>> start

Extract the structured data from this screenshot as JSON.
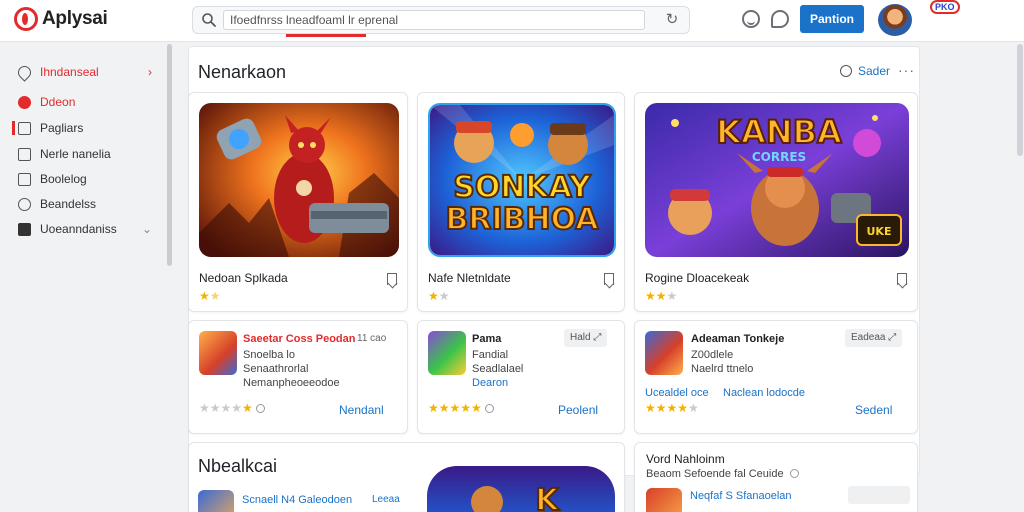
{
  "app": {
    "name": "Aplysai"
  },
  "search": {
    "value": "Ifoedfnrss lneadfoaml lr eprenal"
  },
  "header": {
    "primary_button": "Pantion",
    "badge": "PKO"
  },
  "sidebar": {
    "items": [
      {
        "label": "Ihndanseal",
        "icon": "heart-icon",
        "style": "red",
        "chevron": "›"
      },
      {
        "label": "Ddeon",
        "icon": "play-icon",
        "style": "red"
      },
      {
        "label": "Pagliars",
        "icon": "grid-icon"
      },
      {
        "label": "Nerle nanelia",
        "icon": "list-icon"
      },
      {
        "label": "Boolelog",
        "icon": "checkbox-icon"
      },
      {
        "label": "Beandelss",
        "icon": "gear-icon"
      },
      {
        "label": "Uoeanndaniss",
        "icon": "info-icon",
        "chevron": "⌄"
      }
    ]
  },
  "main": {
    "section1": {
      "title": "Nenarkaon",
      "see_more": "Sader",
      "more": "···"
    },
    "featured": [
      {
        "title": "Nedoan Splkada",
        "rating": 1.5
      },
      {
        "title": "Nafe Nletnldate",
        "rating": 1.5,
        "art_text": [
          "SONKAY",
          "BRIBHOA"
        ]
      },
      {
        "title": "Rogine Dloacekeak",
        "rating": 2,
        "art_text": [
          "KANBA",
          "CORRES"
        ]
      }
    ],
    "list": [
      {
        "title": "Saeetar Coss Peodan",
        "sub1": "Snoelba lo",
        "sub2": "Senaathrorlal",
        "sub3": "Nemanpheoeeodoe",
        "tag": "11 cao",
        "link": "Nendanl",
        "rating": 0
      },
      {
        "title": "Pama",
        "sub1": "Fandial",
        "sub2": "Seadlalael",
        "sub3": "Dearon",
        "tag": "Hald",
        "link": "Peolenl",
        "rating": 5
      },
      {
        "title": "Adeaman Tonkeje",
        "sub1": "Z00dlele",
        "sub2": "Naelrd ttnelo",
        "sub3": "Ucealdel oce",
        "sub3b": "Naclean lodocde",
        "tag": "Eadeaa",
        "link": "Sedenl",
        "rating": 4
      }
    ],
    "section2": {
      "title": "Nbealkcai"
    },
    "list2": [
      {
        "title": "Scnaell N4 Galeodoen",
        "tag": "Leeaa"
      }
    ],
    "side_detail": {
      "title": "Vord Nahloinm",
      "sub": "Beaom Sefoende fal Ceuide",
      "item_title": "Neqfaf S Sfanaoelan"
    }
  }
}
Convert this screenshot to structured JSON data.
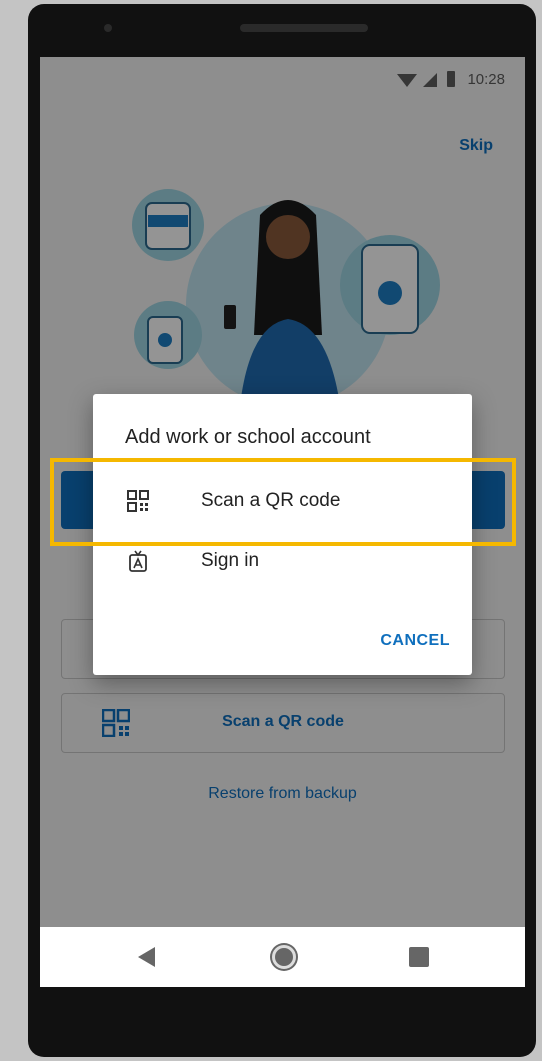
{
  "status_bar": {
    "time": "10:28"
  },
  "onboarding": {
    "skip_label": "Skip",
    "scan_button_label": "Scan a QR code",
    "restore_label": "Restore from backup"
  },
  "dialog": {
    "title": "Add work or school account",
    "items": [
      {
        "label": "Scan a QR code",
        "icon": "qr-code-icon"
      },
      {
        "label": "Sign in",
        "icon": "badge-icon"
      }
    ],
    "cancel_label": "CANCEL"
  },
  "colors": {
    "accent": "#0f6fbd",
    "highlight": "#f5b800"
  }
}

>> end

• **To be done**: Make an exact copy of the records shown above, without the pictures.

• **Solution to the exercise**:
Extract the structured data from this screenshot as JSON.
{
  "app": {
    "name": "Aplysai"
  },
  "search": {
    "value": "Ifoedfnrss lneadfoaml lr eprenal"
  },
  "header": {
    "primary_button": "Pantion",
    "badge": "PKO"
  },
  "sidebar": {
    "items": [
      {
        "label": "Ihndanseal",
        "icon": "heart-icon",
        "style": "red",
        "chevron": "›"
      },
      {
        "label": "Ddeon",
        "icon": "play-icon",
        "style": "red"
      },
      {
        "label": "Pagliars",
        "icon": "grid-icon"
      },
      {
        "label": "Nerle nanelia",
        "icon": "list-icon"
      },
      {
        "label": "Boolelog",
        "icon": "checkbox-icon"
      },
      {
        "label": "Beandelss",
        "icon": "gear-icon"
      },
      {
        "label": "Uoeanndaniss",
        "icon": "info-icon",
        "chevron": "⌄"
      }
    ]
  },
  "main": {
    "section1": {
      "title": "Nenarkaon",
      "see_more": "Sader",
      "more": "···"
    },
    "featured": [
      {
        "title": "Nedoan Splkada",
        "rating": 1.5
      },
      {
        "title": "Nafe Nletnldate",
        "rating": 1.5,
        "art_text": [
          "SONKAY",
          "BRIBHOA"
        ]
      },
      {
        "title": "Rogine Dloacekeak",
        "rating": 2,
        "art_text": [
          "KANBA",
          "CORRES"
        ]
      }
    ],
    "list": [
      {
        "title": "Saeetar Coss Peodan",
        "sub1": "Snoelba lo",
        "sub2": "Senaathrorlal",
        "sub3": "Nemanpheoeeodoe",
        "tag": "11 cao",
        "link": "Nendanl",
        "rating": 0
      },
      {
        "title": "Pama",
        "sub1": "Fandial",
        "sub2": "Seadlalael",
        "sub3": "Dearon",
        "tag": "Hald",
        "link": "Peolenl",
        "rating": 5
      },
      {
        "title": "Adeaman Tonkeje",
        "sub1": "Z00dlele",
        "sub2": "Naelrd ttnelo",
        "sub3": "Ucealdel oce",
        "sub3b": "Naclean lodocde",
        "tag": "Eadeaa",
        "link": "Sedenl",
        "rating": 4
      }
    ],
    "section2": {
      "title": "Nbealkcai"
    },
    "list2": [
      {
        "title": "Scnaell N4 Galeodoen",
        "tag": "Leeaa"
      }
    ],
    "side_detail": {
      "title": "Vord Nahloinm",
      "sub": "Beaom Sefoende fal Ceuide",
      "item_title": "Neqfaf S Sfanaoelan"
    }
  }
}
Convert this screenshot to structured JSON data.
{
  "status_bar": {
    "time": "10:28"
  },
  "onboarding": {
    "skip_label": "Skip",
    "scan_button_label": "Scan a QR code",
    "restore_label": "Restore from backup"
  },
  "dialog": {
    "title": "Add work or school account",
    "items": [
      {
        "label": "Scan a QR code",
        "icon": "qr-code-icon"
      },
      {
        "label": "Sign in",
        "icon": "badge-icon"
      }
    ],
    "cancel_label": "CANCEL"
  },
  "colors": {
    "accent": "#0f6fbd",
    "highlight": "#f5b800"
  }
}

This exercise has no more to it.